Dataset entries

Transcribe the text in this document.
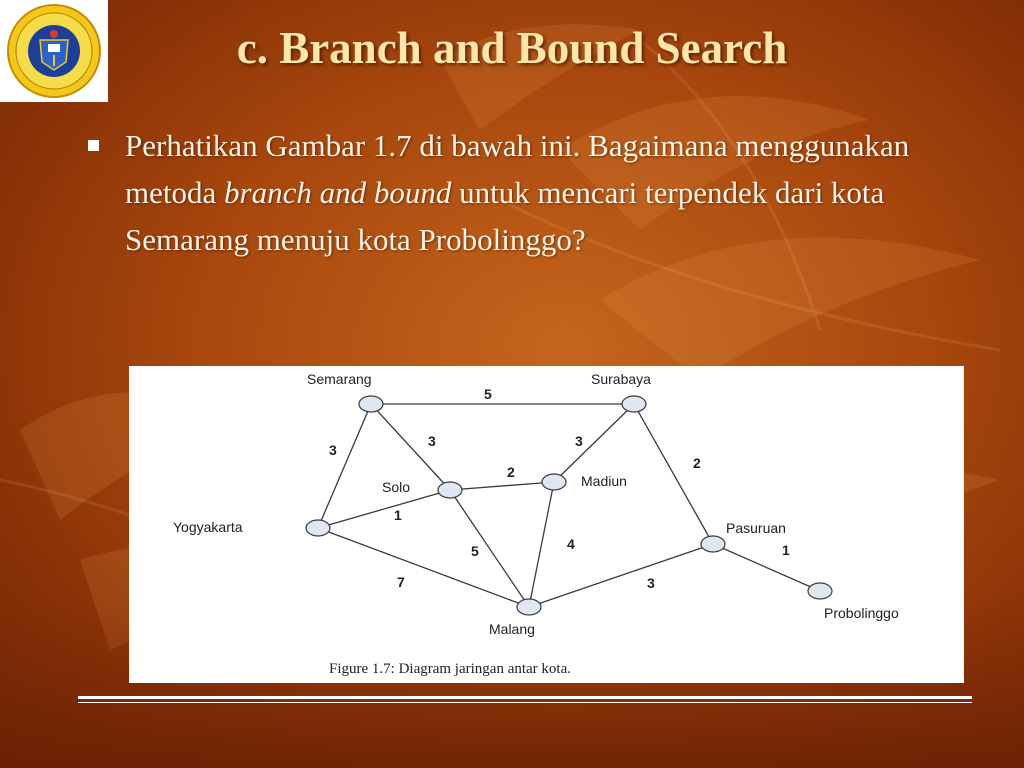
c. Branch and Bound Search
Perhatikan Gambar 1.7 di bawah ini. Bagaimana menggunakan metoda branch and bound untuk mencari terpendek dari kota Semarang menuju kota Probolinggo?
5
3
3	3
2
2
1
5	4
7	3
1
Semarang	Surabaya
Solo	Madiun
Yogyakarta	Pasuruan
Malang
Probolinggo
Figure 1.7: Diagram jaringan antar kota.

## TO DO
Each record above is to be restated exactly, with its pictures removed from the copy.

## REPLY TO THE EXERCISE
Transcribe the text in this document.
c. Branch and Bound Search
Perhatikan Gambar 1.7 di bawah ini. Bagaimana menggunakan metoda branch and bound untuk mencari terpendek dari kota Semarang menuju kota Probolinggo?
5
3
3	3
2
2
1
5	4
7	3
1
Semarang	Surabaya
Solo	Madiun
Yogyakarta	Pasuruan
Malang
Probolinggo
Figure 1.7: Diagram jaringan antar kota.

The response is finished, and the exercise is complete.